-- SHORT EXERCISE --
Extract the text of every entry below exactly; leave images out.

* BEGIN *

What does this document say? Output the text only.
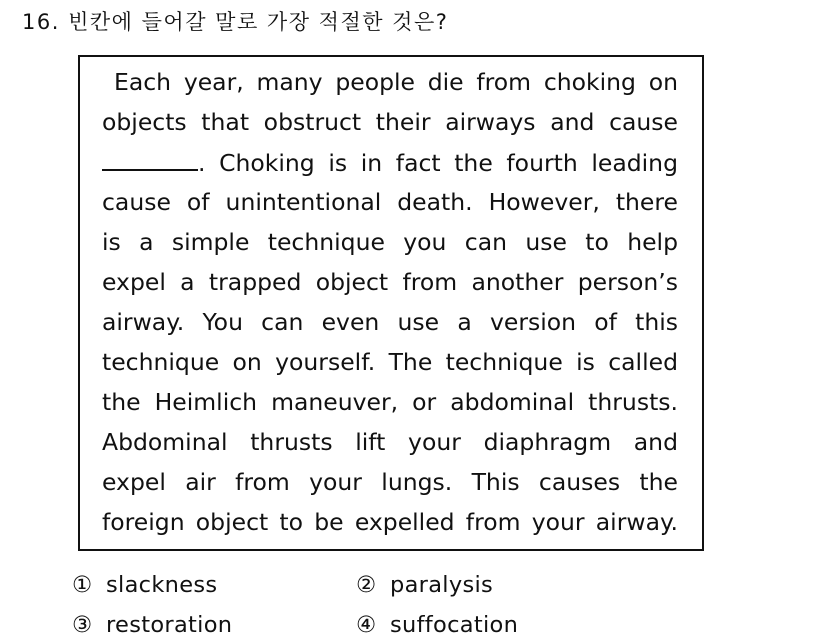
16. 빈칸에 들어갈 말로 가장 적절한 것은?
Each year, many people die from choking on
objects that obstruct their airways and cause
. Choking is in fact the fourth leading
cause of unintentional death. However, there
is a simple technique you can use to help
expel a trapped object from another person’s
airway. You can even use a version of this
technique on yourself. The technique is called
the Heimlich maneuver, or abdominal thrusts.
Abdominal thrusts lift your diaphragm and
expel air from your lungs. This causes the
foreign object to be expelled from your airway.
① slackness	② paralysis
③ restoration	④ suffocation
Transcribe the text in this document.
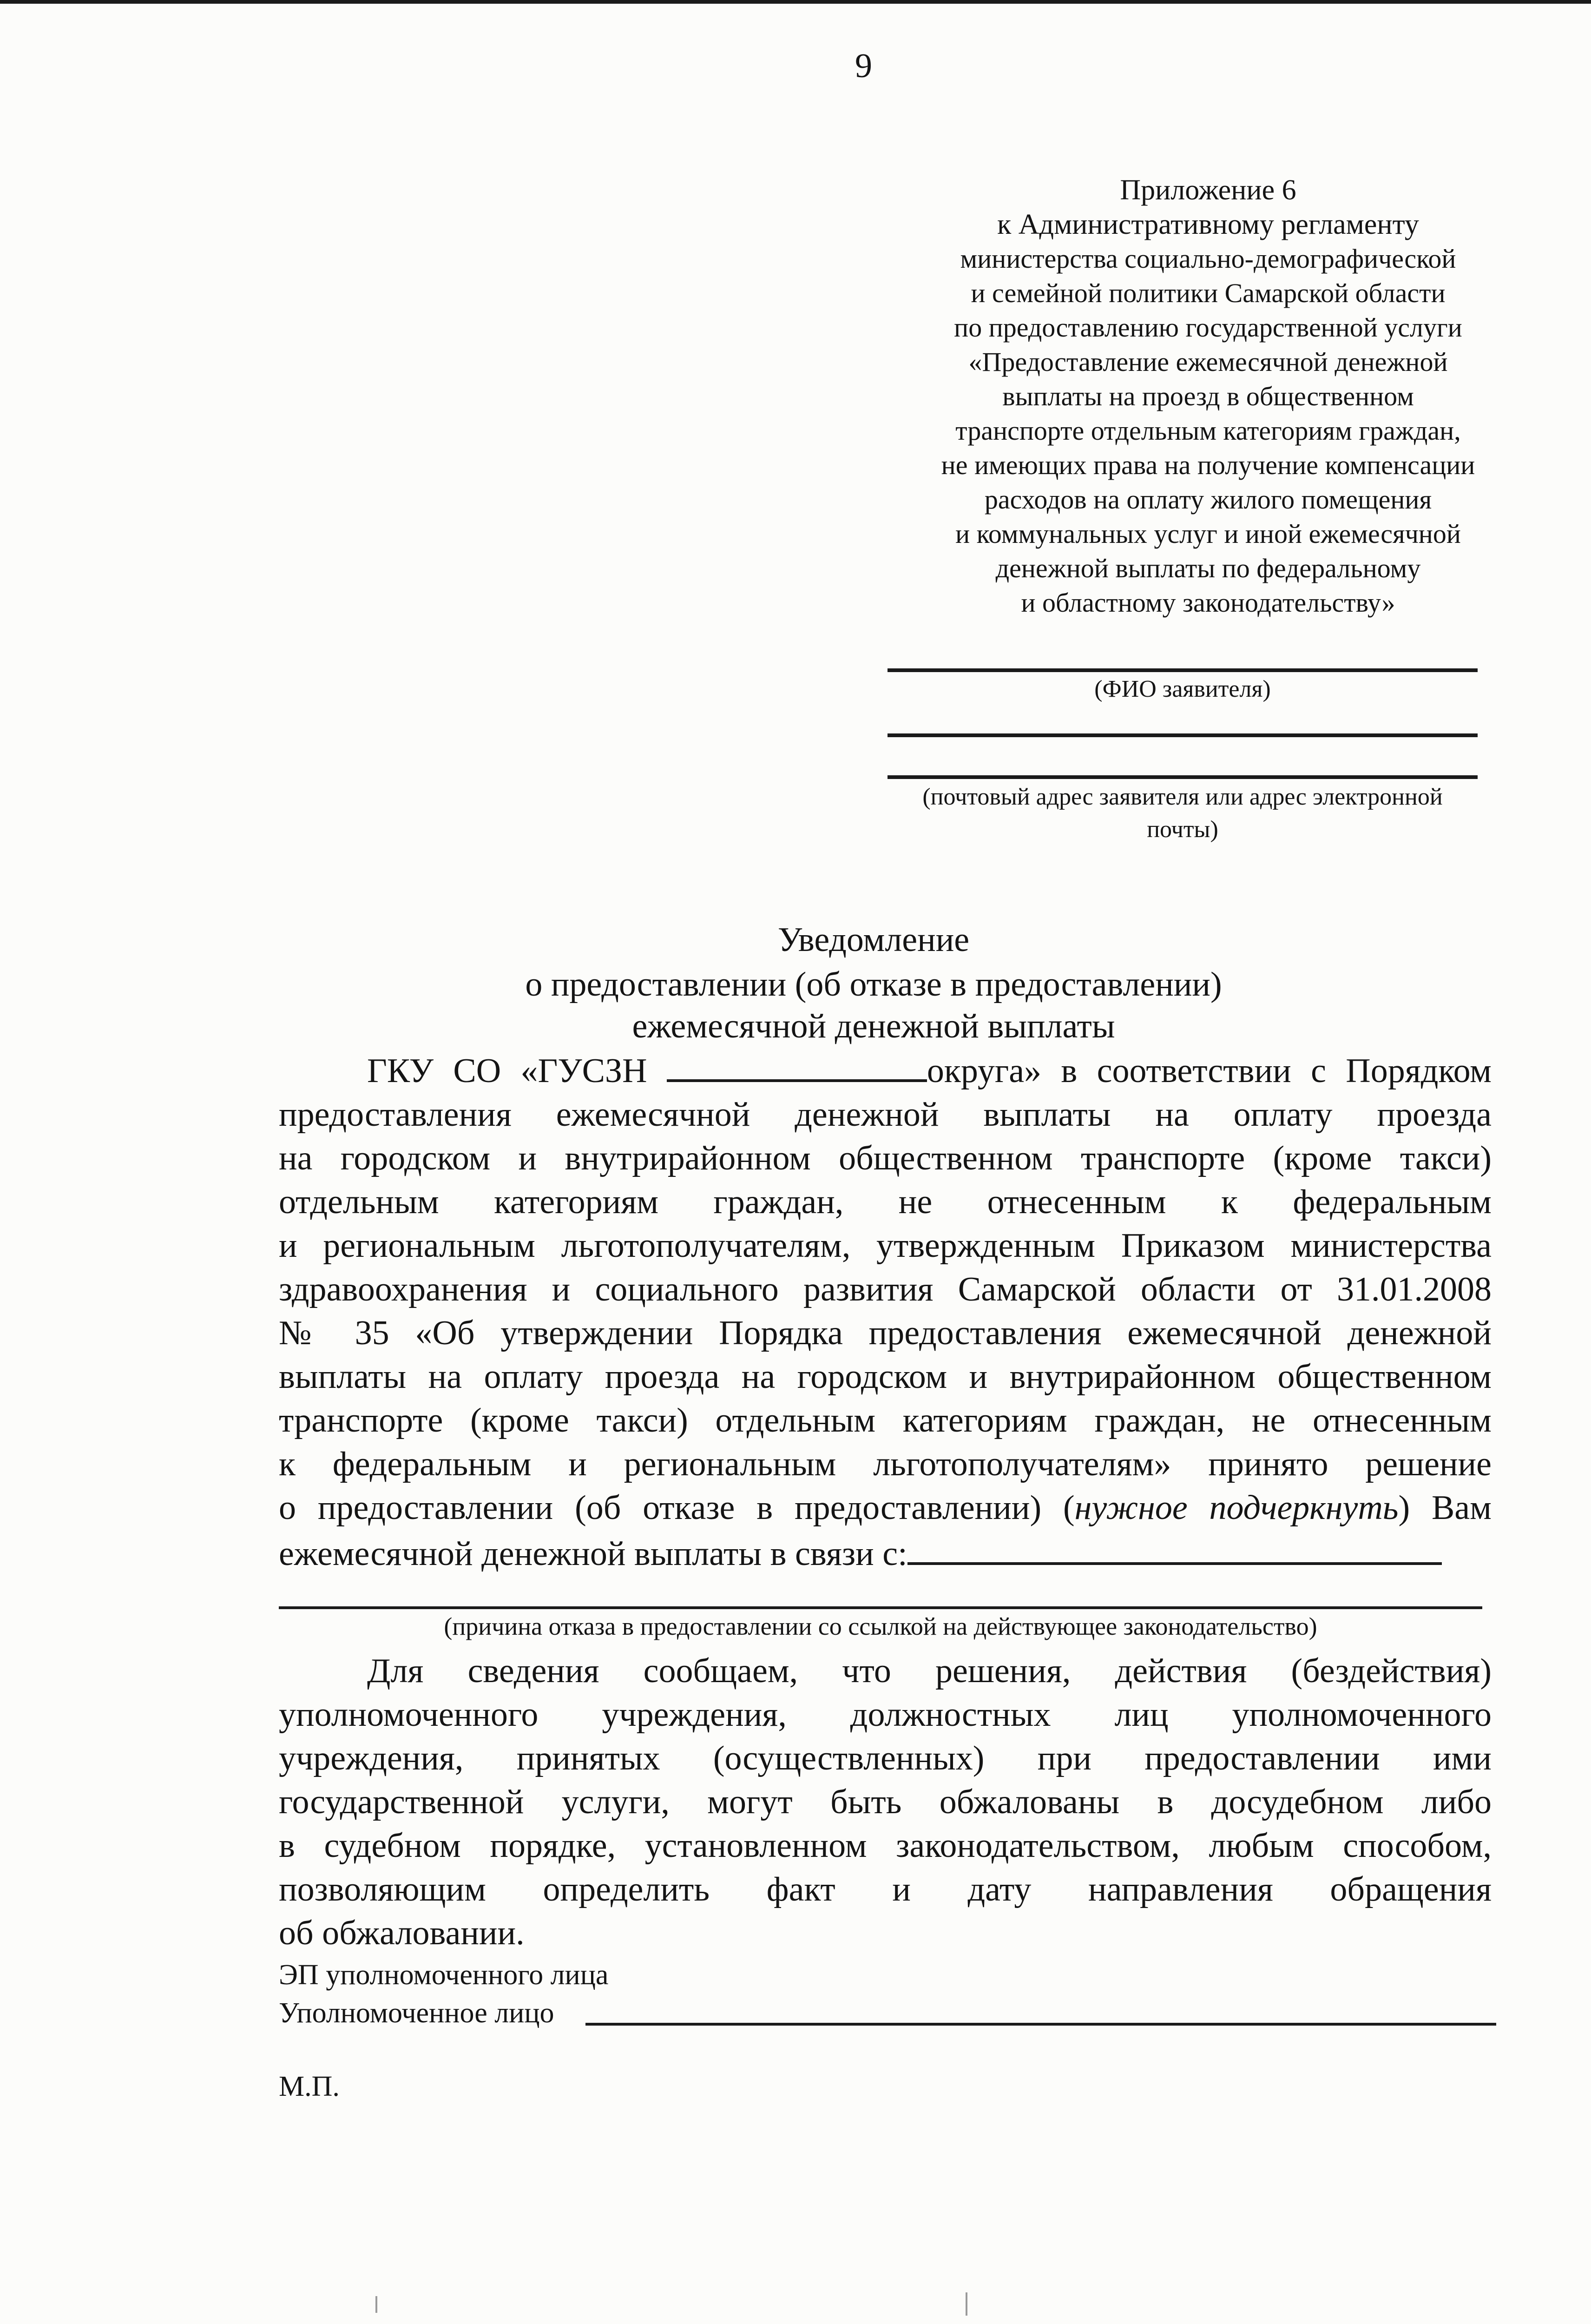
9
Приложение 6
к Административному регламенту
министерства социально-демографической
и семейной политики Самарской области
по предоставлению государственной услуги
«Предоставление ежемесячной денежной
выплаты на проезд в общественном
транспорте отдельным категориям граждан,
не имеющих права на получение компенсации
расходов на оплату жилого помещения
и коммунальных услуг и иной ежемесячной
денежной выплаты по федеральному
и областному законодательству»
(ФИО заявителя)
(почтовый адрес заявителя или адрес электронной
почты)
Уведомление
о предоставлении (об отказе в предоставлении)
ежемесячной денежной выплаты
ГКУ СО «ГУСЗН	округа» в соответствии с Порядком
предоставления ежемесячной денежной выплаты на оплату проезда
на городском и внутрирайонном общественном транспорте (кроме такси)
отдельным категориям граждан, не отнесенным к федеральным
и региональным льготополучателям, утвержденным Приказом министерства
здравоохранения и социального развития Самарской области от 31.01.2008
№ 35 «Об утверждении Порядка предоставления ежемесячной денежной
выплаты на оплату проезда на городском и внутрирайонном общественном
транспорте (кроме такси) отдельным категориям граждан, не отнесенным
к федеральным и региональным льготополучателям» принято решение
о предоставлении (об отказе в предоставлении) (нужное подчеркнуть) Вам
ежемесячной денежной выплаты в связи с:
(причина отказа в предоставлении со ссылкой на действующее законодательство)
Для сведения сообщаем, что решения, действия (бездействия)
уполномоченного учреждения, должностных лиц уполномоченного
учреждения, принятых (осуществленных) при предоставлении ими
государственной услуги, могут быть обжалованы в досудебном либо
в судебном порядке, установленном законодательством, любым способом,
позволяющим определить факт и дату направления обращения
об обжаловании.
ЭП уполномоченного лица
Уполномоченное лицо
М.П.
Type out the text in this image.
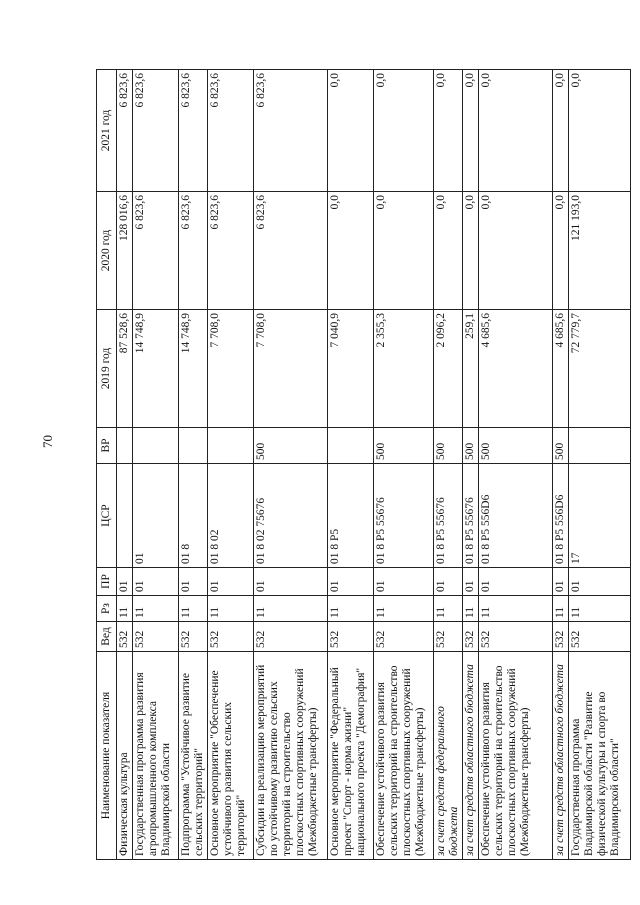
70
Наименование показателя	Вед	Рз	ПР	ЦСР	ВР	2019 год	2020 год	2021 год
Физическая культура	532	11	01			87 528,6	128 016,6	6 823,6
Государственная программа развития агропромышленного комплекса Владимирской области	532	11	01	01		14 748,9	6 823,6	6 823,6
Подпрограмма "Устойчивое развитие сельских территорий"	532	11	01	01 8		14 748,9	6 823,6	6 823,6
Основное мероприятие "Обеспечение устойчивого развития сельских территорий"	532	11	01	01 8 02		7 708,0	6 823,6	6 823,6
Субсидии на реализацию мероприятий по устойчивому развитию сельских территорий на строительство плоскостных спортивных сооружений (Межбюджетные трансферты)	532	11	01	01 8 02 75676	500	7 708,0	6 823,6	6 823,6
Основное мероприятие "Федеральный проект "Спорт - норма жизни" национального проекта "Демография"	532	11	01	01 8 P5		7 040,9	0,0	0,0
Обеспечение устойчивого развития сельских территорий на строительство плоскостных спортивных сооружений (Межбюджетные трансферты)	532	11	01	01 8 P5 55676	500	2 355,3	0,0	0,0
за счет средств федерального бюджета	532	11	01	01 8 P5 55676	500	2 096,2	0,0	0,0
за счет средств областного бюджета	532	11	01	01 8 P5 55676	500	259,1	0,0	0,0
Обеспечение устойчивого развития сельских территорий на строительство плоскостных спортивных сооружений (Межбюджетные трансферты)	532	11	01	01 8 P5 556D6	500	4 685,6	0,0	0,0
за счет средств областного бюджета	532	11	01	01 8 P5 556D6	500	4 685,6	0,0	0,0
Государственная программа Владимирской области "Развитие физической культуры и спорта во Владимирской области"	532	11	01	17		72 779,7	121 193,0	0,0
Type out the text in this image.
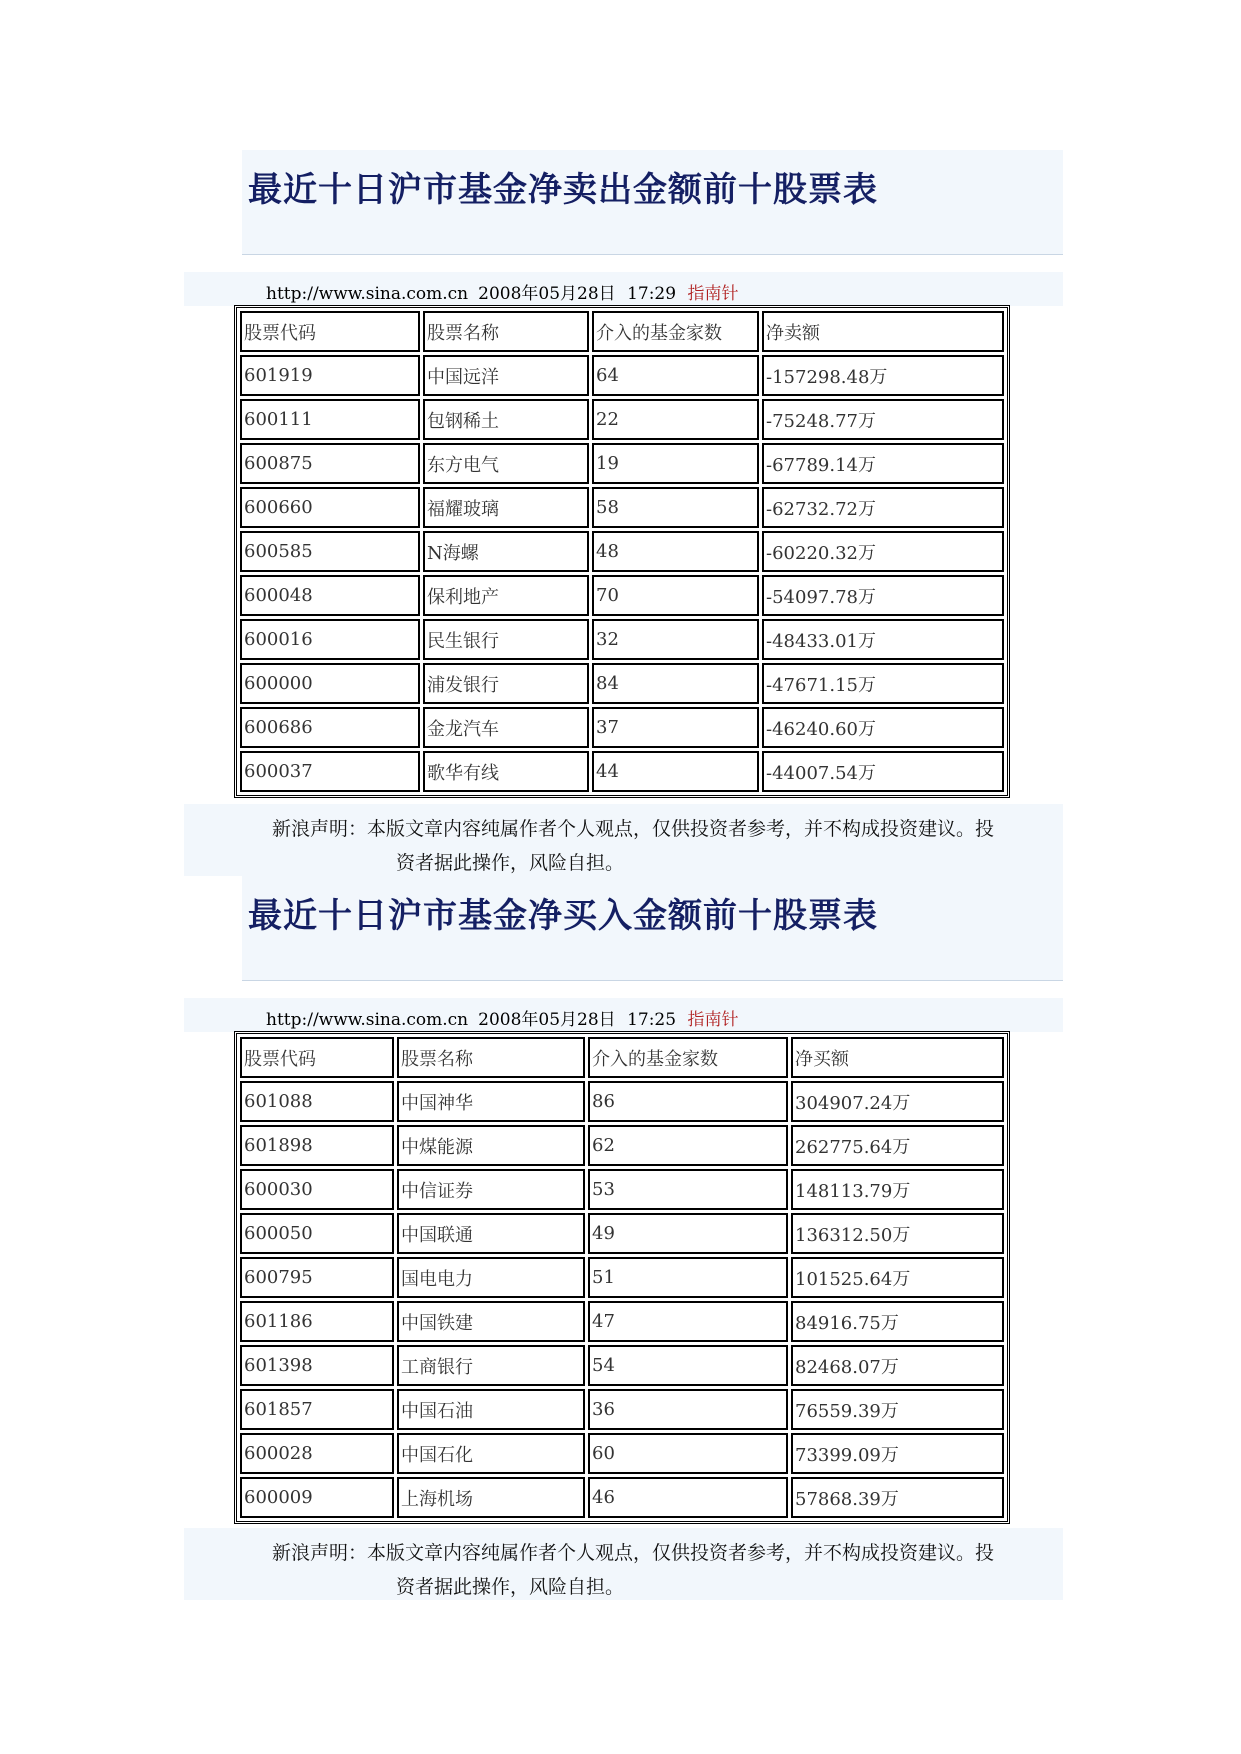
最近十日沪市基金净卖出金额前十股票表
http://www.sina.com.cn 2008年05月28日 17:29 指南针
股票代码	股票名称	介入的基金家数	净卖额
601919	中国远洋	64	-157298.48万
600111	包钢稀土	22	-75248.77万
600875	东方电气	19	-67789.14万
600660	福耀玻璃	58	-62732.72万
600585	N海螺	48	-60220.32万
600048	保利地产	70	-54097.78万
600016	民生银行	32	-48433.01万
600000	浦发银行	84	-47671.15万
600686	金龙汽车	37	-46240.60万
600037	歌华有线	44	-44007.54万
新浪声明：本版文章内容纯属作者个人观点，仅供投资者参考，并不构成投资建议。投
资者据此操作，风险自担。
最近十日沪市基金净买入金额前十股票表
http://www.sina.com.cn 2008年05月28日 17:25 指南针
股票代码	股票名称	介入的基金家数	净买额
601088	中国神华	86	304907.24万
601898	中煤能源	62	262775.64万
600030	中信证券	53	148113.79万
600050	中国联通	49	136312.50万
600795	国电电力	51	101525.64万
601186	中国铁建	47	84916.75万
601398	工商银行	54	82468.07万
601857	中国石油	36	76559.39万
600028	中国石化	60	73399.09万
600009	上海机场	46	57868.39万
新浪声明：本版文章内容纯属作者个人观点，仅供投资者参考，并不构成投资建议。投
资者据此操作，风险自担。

* END *

-- OUTPUT OF THE EXERCISE --
What does this document say? Output the text only.
16. 빈칸에 들어갈 말로 가장 적절한 것은?
Each year, many people die from choking on
objects that obstruct their airways and cause
. Choking is in fact the fourth leading
cause of unintentional death. However, there
is a simple technique you can use to help
expel a trapped object from another person’s
airway. You can even use a version of this
technique on yourself. The technique is called
the Heimlich maneuver, or abdominal thrusts.
Abdominal thrusts lift your diaphragm and
expel air from your lungs. This causes the
foreign object to be expelled from your airway.
① slackness	② paralysis
③ restoration	④ suffocation
Transcribe the text in this document.
9
Приложение 6
к Административному регламенту
министерства социально-демографической
и семейной политики Самарской области
по предоставлению государственной услуги
«Предоставление ежемесячной денежной
выплаты на проезд в общественном
транспорте отдельным категориям граждан,
не имеющих права на получение компенсации
расходов на оплату жилого помещения
и коммунальных услуг и иной ежемесячной
денежной выплаты по федеральному
и областному законодательству»
(ФИО заявителя)
(почтовый адрес заявителя или адрес электронной
почты)
Уведомление
о предоставлении (об отказе в предоставлении)
ежемесячной денежной выплаты
ГКУ СО «ГУСЗН	округа» в соответствии с Порядком
предоставления ежемесячной денежной выплаты на оплату проезда
на городском и внутрирайонном общественном транспорте (кроме такси)
отдельным категориям граждан, не отнесенным к федеральным
и региональным льготополучателям, утвержденным Приказом министерства
здравоохранения и социального развития Самарской области от 31.01.2008
№ 35 «Об утверждении Порядка предоставления ежемесячной денежной
выплаты на оплату проезда на городском и внутрирайонном общественном
транспорте (кроме такси) отдельным категориям граждан, не отнесенным
к федеральным и региональным льготополучателям» принято решение
о предоставлении (об отказе в предоставлении) (нужное подчеркнуть) Вам
ежемесячной денежной выплаты в связи с:
(причина отказа в предоставлении со ссылкой на действующее законодательство)
Для сведения сообщаем, что решения, действия (бездействия)
уполномоченного учреждения, должностных лиц уполномоченного
учреждения, принятых (осуществленных) при предоставлении ими
государственной услуги, могут быть обжалованы в досудебном либо
в судебном порядке, установленном законодательством, любым способом,
позволяющим определить факт и дату направления обращения
об обжаловании.
ЭП уполномоченного лица
Уполномоченное лицо
М.П.
Type out the text in this image.
70
Наименование показателя	Вед	Рз	ПР	ЦСР	ВР	2019 год	2020 год	2021 год
Физическая культура	532	11	01			87 528,6	128 016,6	6 823,6
Государственная программа развития агропромышленного комплекса Владимирской области	532	11	01	01		14 748,9	6 823,6	6 823,6
Подпрограмма "Устойчивое развитие сельских территорий"	532	11	01	01 8		14 748,9	6 823,6	6 823,6
Основное мероприятие "Обеспечение устойчивого развития сельских территорий"	532	11	01	01 8 02		7 708,0	6 823,6	6 823,6
Субсидии на реализацию мероприятий по устойчивому развитию сельских территорий на строительство плоскостных спортивных сооружений (Межбюджетные трансферты)	532	11	01	01 8 02 75676	500	7 708,0	6 823,6	6 823,6
Основное мероприятие "Федеральный проект "Спорт - норма жизни" национального проекта "Демография"	532	11	01	01 8 P5		7 040,9	0,0	0,0
Обеспечение устойчивого развития сельских территорий на строительство плоскостных спортивных сооружений (Межбюджетные трансферты)	532	11	01	01 8 P5 55676	500	2 355,3	0,0	0,0
за счет средств федерального бюджета	532	11	01	01 8 P5 55676	500	2 096,2	0,0	0,0
за счет средств областного бюджета	532	11	01	01 8 P5 55676	500	259,1	0,0	0,0
Обеспечение устойчивого развития сельских территорий на строительство плоскостных спортивных сооружений (Межбюджетные трансферты)	532	11	01	01 8 P5 556D6	500	4 685,6	0,0	0,0
за счет средств областного бюджета	532	11	01	01 8 P5 556D6	500	4 685,6	0,0	0,0
Государственная программа Владимирской области "Развитие физической культуры и спорта во Владимирской области"	532	11	01	17		72 779,7	121 193,0	0,0
Type out the text in this image.
最近十日沪市基金净卖出金额前十股票表
http://www.sina.com.cn 2008年05月28日 17:29 指南针
股票代码	股票名称	介入的基金家数	净卖额
601919	中国远洋	64	-157298.48万
600111	包钢稀土	22	-75248.77万
600875	东方电气	19	-67789.14万
600660	福耀玻璃	58	-62732.72万
600585	N海螺	48	-60220.32万
600048	保利地产	70	-54097.78万
600016	民生银行	32	-48433.01万
600000	浦发银行	84	-47671.15万
600686	金龙汽车	37	-46240.60万
600037	歌华有线	44	-44007.54万
新浪声明：本版文章内容纯属作者个人观点，仅供投资者参考，并不构成投资建议。投
资者据此操作，风险自担。
最近十日沪市基金净买入金额前十股票表
http://www.sina.com.cn 2008年05月28日 17:25 指南针
股票代码	股票名称	介入的基金家数	净买额
601088	中国神华	86	304907.24万
601898	中煤能源	62	262775.64万
600030	中信证券	53	148113.79万
600050	中国联通	49	136312.50万
600795	国电电力	51	101525.64万
601186	中国铁建	47	84916.75万
601398	工商银行	54	82468.07万
601857	中国石油	36	76559.39万
600028	中国石化	60	73399.09万
600009	上海机场	46	57868.39万
新浪声明：本版文章内容纯属作者个人观点，仅供投资者参考，并不构成投资建议。投
资者据此操作，风险自担。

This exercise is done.